REQUIREMENT:
Quote the records that follow in full, leaving the pictures out.

::::

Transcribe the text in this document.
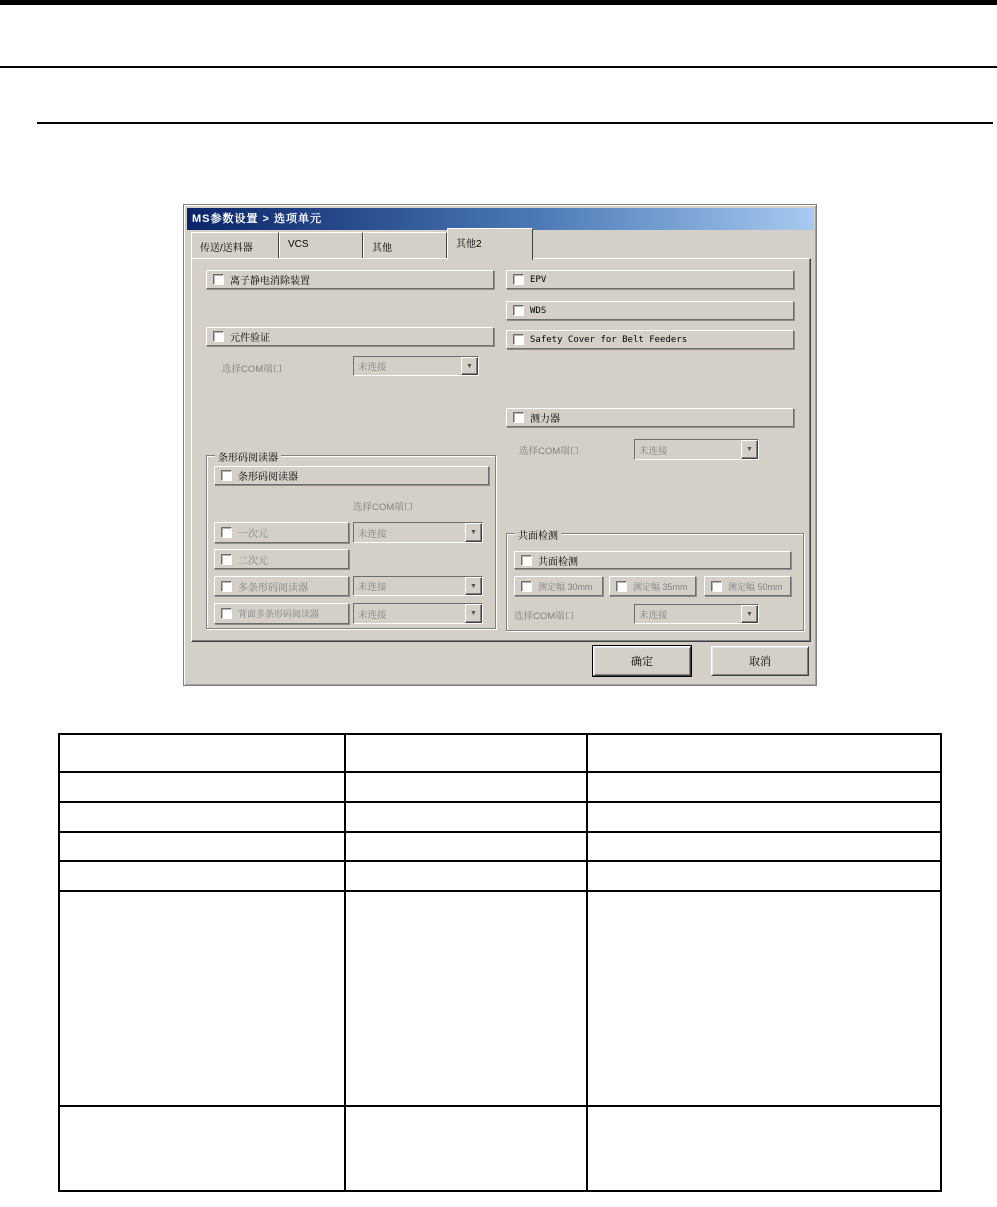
MS参数设置 > 选项单元
传送/送料器	VCS	其他	其他2
离子静电消除装置
元件验证
选择COM端口	未连接	▼
EPV
WDS
Safety Cover for Belt Feeders
测力器
选择COM端口	未连接	▼
条形码阅读器
条形码阅读器
选择COM端口
一次元	未连接	▼
二次元
多条形码阅读器	未连接	▼
背面多条形码阅读器	未连接	▼
共面检测
共面检测
测定幅 30mm	测定幅 35mm	测定幅 50mm
选择COM端口	未连接	▼
确定	取消
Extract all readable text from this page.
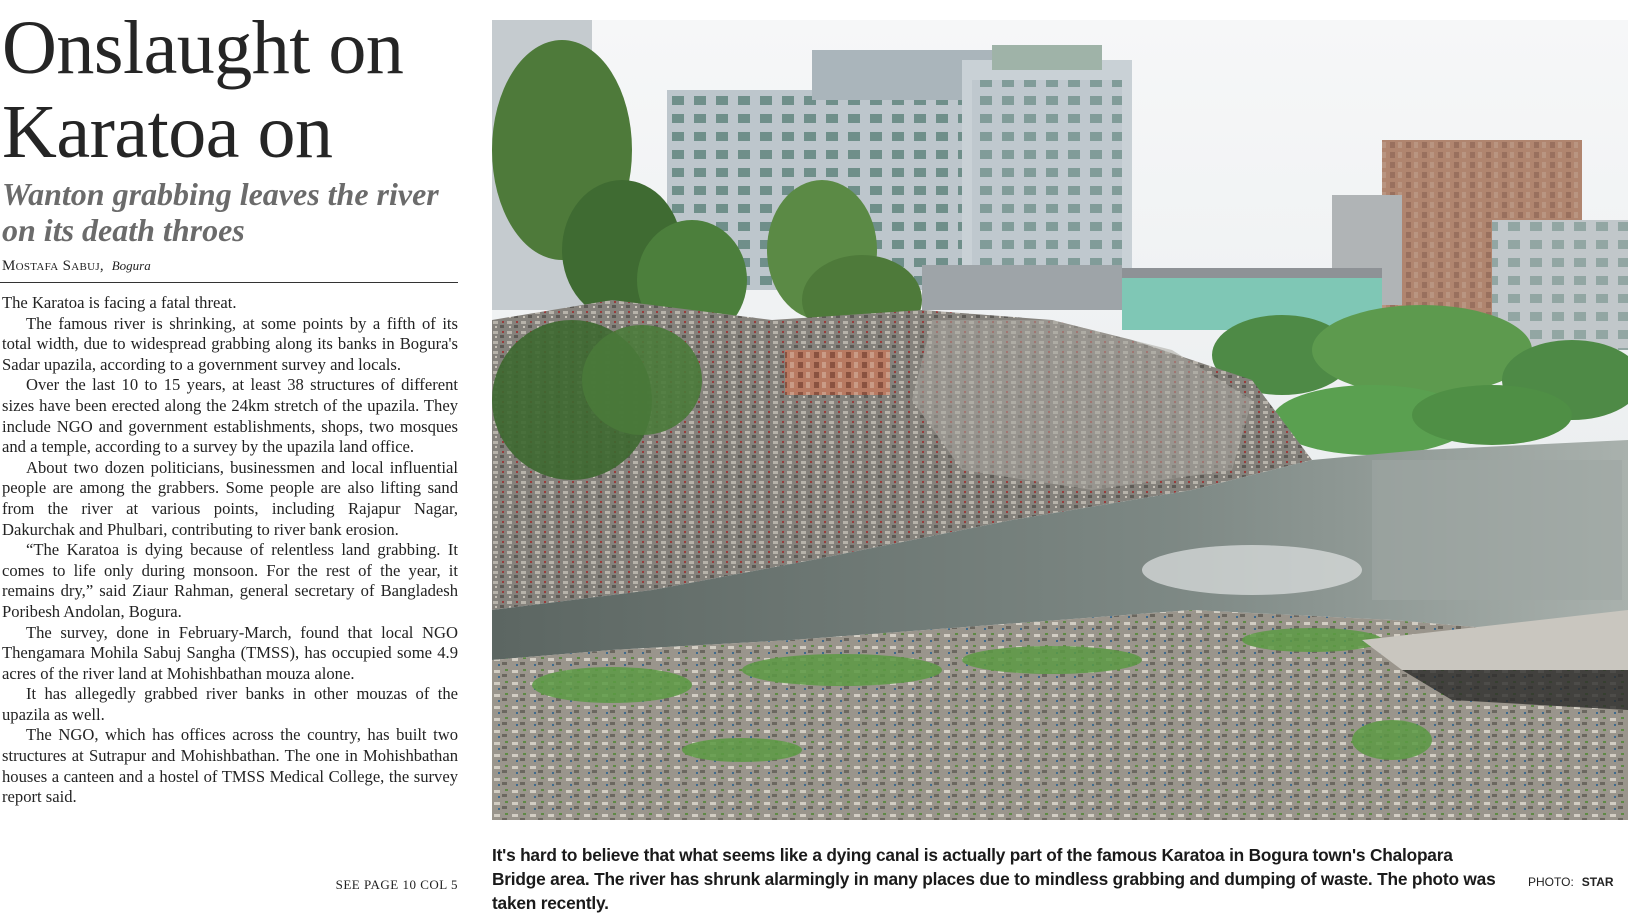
Onslaught on Karatoa on
Wanton grabbing leaves the river on its death throes
Mostafa Sabuj, Bogura

The Karatoa is facing a fatal threat.

The famous river is shrinking, at some points by a fifth of its total width, due to widespread grabbing along its banks in Bogura's Sadar upazila, according to a government survey and locals.

Over the last 10 to 15 years, at least 38 structures of different sizes have been erected along the 24km stretch of the upazila. They include NGO and government establishments, shops, two mosques and a temple, according to a survey by the upazila land office.

About two dozen politicians, businessmen and local influential people are among the grabbers. Some people are also lifting sand from the river at various points, including Rajapur Nagar, Dakurchak and Phulbari, contributing to river bank erosion.

“The Karatoa is dying because of relentless land grabbing. It comes to life only during monsoon. For the rest of the year, it remains dry,” said Ziaur Rahman, general secretary of Bangladesh Poribesh Andolan, Bogura.

The survey, done in February-March, found that local NGO Thengamara Mohila Sabuj Sangha (TMSS), has occupied some 4.9 acres of the river land at Mohishbathan mouza alone.

It has allegedly grabbed river banks in other mouzas of the upazila as well.

The NGO, which has offices across the country, has built two structures at Sutrapur and Mohishbathan. The one in Mohishbathan houses a canteen and a hostel of TMSS Medical College, the survey report said.

SEE PAGE 10 COL 5
It's hard to believe that what seems like a dying canal is actually part of the famous Karatoa in Bogura town's Chalopara Bridge area. The river has shrunk alarmingly in many places due to mindless grabbing and dumping of waste. The photo was taken recently.
PHOTO: STAR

::::

RESULT BELOW:
Transcribe the text in this document.
MS参数设置 > 选项单元
传送/送料器	VCS	其他	其他2
离子静电消除装置
元件验证
选择COM端口	未连接	▼
EPV
WDS
Safety Cover for Belt Feeders
测力器
选择COM端口	未连接	▼
条形码阅读器
条形码阅读器
选择COM端口
一次元	未连接	▼
二次元
多条形码阅读器	未连接	▼
背面多条形码阅读器	未连接	▼
共面检测
共面检测
测定幅 30mm	测定幅 35mm	测定幅 50mm
选择COM端口	未连接	▼
确定	取消
Extract all readable text from this page.
Onslaught on Karatoa on
Wanton grabbing leaves the river on its death throes
Mostafa Sabuj, Bogura

The Karatoa is facing a fatal threat.

The famous river is shrinking, at some points by a fifth of its total width, due to widespread grabbing along its banks in Bogura's Sadar upazila, according to a government survey and locals.

Over the last 10 to 15 years, at least 38 structures of different sizes have been erected along the 24km stretch of the upazila. They include NGO and government establishments, shops, two mosques and a temple, according to a survey by the upazila land office.

About two dozen politicians, businessmen and local influential people are among the grabbers. Some people are also lifting sand from the river at various points, including Rajapur Nagar, Dakurchak and Phulbari, contributing to river bank erosion.

“The Karatoa is dying because of relentless land grabbing. It comes to life only during monsoon. For the rest of the year, it remains dry,” said Ziaur Rahman, general secretary of Bangladesh Poribesh Andolan, Bogura.

The survey, done in February-March, found that local NGO Thengamara Mohila Sabuj Sangha (TMSS), has occupied some 4.9 acres of the river land at Mohishbathan mouza alone.

It has allegedly grabbed river banks in other mouzas of the upazila as well.

The NGO, which has offices across the country, has built two structures at Sutrapur and Mohishbathan. The one in Mohishbathan houses a canteen and a hostel of TMSS Medical College, the survey report said.

SEE PAGE 10 COL 5
It's hard to believe that what seems like a dying canal is actually part of the famous Karatoa in Bogura town's Chalopara Bridge area. The river has shrunk alarmingly in many places due to mindless grabbing and dumping of waste. The photo was taken recently.
PHOTO: STAR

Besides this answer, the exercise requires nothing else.